[Stored records]
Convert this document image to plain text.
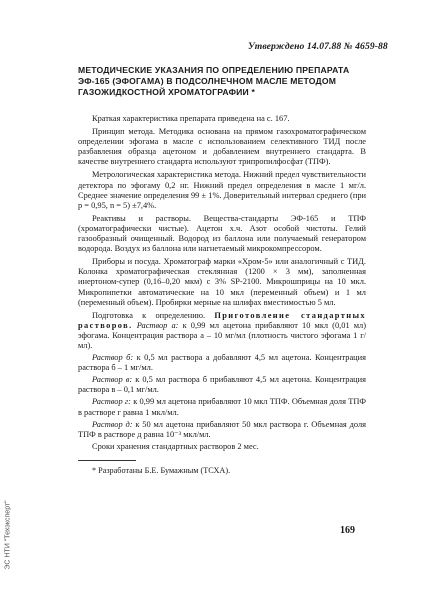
Утверждено 14.07.88 № 4659-88
МЕТОДИЧЕСКИЕ УКАЗАНИЯ ПО ОПРЕДЕЛЕНИЮ ПРЕПАРАТА ЭФ-165 (ЭФОГАМА) В ПОДСОЛНЕЧНОМ МАСЛЕ МЕТОДОМ ГАЗОЖИДКОСТНОЙ ХРОМАТОГРАФИИ *

Краткая характеристика препарата приведена на с. 167.

Принцип метода. Методика основана на прямом газохроматографическом определении эфогама в масле с использованием селективного ТИД после разбавления образца ацетоном и добавлением внутреннего стандарта. В качестве внутреннего стандарта используют трипропилфосфат (ТПФ).

Метрологическая характеристика метода. Нижний предел чувствительности детектора по эфогаму 0,2 нг. Нижний предел определения в масле 1 мг/л. Среднее значение определения 99 ± 1%. Доверительный интервал среднего (при р = 0,95, n = 5) ±7,4%.

Реактивы и растворы. Вещества-стандарты ЭФ-165 и ТПФ (хроматографически чистые). Ацетон х.ч. Азот особой чистоты. Гелий газообразный очищенный. Водород из баллона или получаемый генератором водорода. Воздух из баллона или нагнетаемый микрокомпрессором.

Приборы и посуда. Хроматограф марки «Хром-5» или аналогичный с ТИД. Колонка хроматографическая стеклянная (1200 × 3 мм), заполненная инертоном-супер (0,16–0,20 мкм) с 3% SP-2100. Микрошприцы на 10 мкл. Микропипетки автоматические на 10 мкл (переменный объем) и 1 мл (переменный объем). Пробирки мерные на шлифах вместимостью 5 мл.

Подготовка к определению. Приготовление стандартных растворов. Раствор а: к 0,99 мл ацетона прибавляют 10 мкл (0,01 мл) эфогама. Концентрация раствора а – 10 мг/мл (плотность чистого эфогама 1 г/мл).

Раствор б: к 0,5 мл раствора а добавляют 4,5 мл ацетона. Концентрация раствора б – 1 мг/мл.

Раствор в: к 0,5 мл раствора б прибавляют 4,5 мл ацетона. Концентрация раствора в – 0,1 мг/мл.

Раствор г: к 0,99 мл ацетона прибавляют 10 мкл ТПФ. Объемная доля ТПФ в растворе г равна 1 мкл/мл.

Раствор д: к 50 мл ацетона прибавляют 50 мкл раствора г. Объемная доля ТПФ в растворе д равна 10⁻³ мкл/мл.

Сроки хранения стандартных растворов 2 мес.

* Разработаны Б.Е. Бумажным (ТСХА).
169
ЭС НТИ "Техэксперт"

• _WHAT YOU NEED TO DO_:
Transcribe the preceding listing in its entirety and with exact wording, leaving out pictures.

• _RESPONSE TO THE EXERCISE_:
Convert this document image to plain text.
Утверждено 14.07.88 № 4659-88
МЕТОДИЧЕСКИЕ УКАЗАНИЯ ПО ОПРЕДЕЛЕНИЮ ПРЕПАРАТА ЭФ-165 (ЭФОГАМА) В ПОДСОЛНЕЧНОМ МАСЛЕ МЕТОДОМ ГАЗОЖИДКОСТНОЙ ХРОМАТОГРАФИИ *

Краткая характеристика препарата приведена на с. 167.

Принцип метода. Методика основана на прямом газохроматографическом определении эфогама в масле с использованием селективного ТИД после разбавления образца ацетоном и добавлением внутреннего стандарта. В качестве внутреннего стандарта используют трипропилфосфат (ТПФ).

Метрологическая характеристика метода. Нижний предел чувствительности детектора по эфогаму 0,2 нг. Нижний предел определения в масле 1 мг/л. Среднее значение определения 99 ± 1%. Доверительный интервал среднего (при р = 0,95, n = 5) ±7,4%.

Реактивы и растворы. Вещества-стандарты ЭФ-165 и ТПФ (хроматографически чистые). Ацетон х.ч. Азот особой чистоты. Гелий газообразный очищенный. Водород из баллона или получаемый генератором водорода. Воздух из баллона или нагнетаемый микрокомпрессором.

Приборы и посуда. Хроматограф марки «Хром-5» или аналогичный с ТИД. Колонка хроматографическая стеклянная (1200 × 3 мм), заполненная инертоном-супер (0,16–0,20 мкм) с 3% SP-2100. Микрошприцы на 10 мкл. Микропипетки автоматические на 10 мкл (переменный объем) и 1 мл (переменный объем). Пробирки мерные на шлифах вместимостью 5 мл.

Подготовка к определению. Приготовление стандартных растворов. Раствор а: к 0,99 мл ацетона прибавляют 10 мкл (0,01 мл) эфогама. Концентрация раствора а – 10 мг/мл (плотность чистого эфогама 1 г/мл).

Раствор б: к 0,5 мл раствора а добавляют 4,5 мл ацетона. Концентрация раствора б – 1 мг/мл.

Раствор в: к 0,5 мл раствора б прибавляют 4,5 мл ацетона. Концентрация раствора в – 0,1 мг/мл.

Раствор г: к 0,99 мл ацетона прибавляют 10 мкл ТПФ. Объемная доля ТПФ в растворе г равна 1 мкл/мл.

Раствор д: к 50 мл ацетона прибавляют 50 мкл раствора г. Объемная доля ТПФ в растворе д равна 10⁻³ мкл/мл.

Сроки хранения стандартных растворов 2 мес.

* Разработаны Б.Е. Бумажным (ТСХА).
169
ЭС НТИ "Техэксперт"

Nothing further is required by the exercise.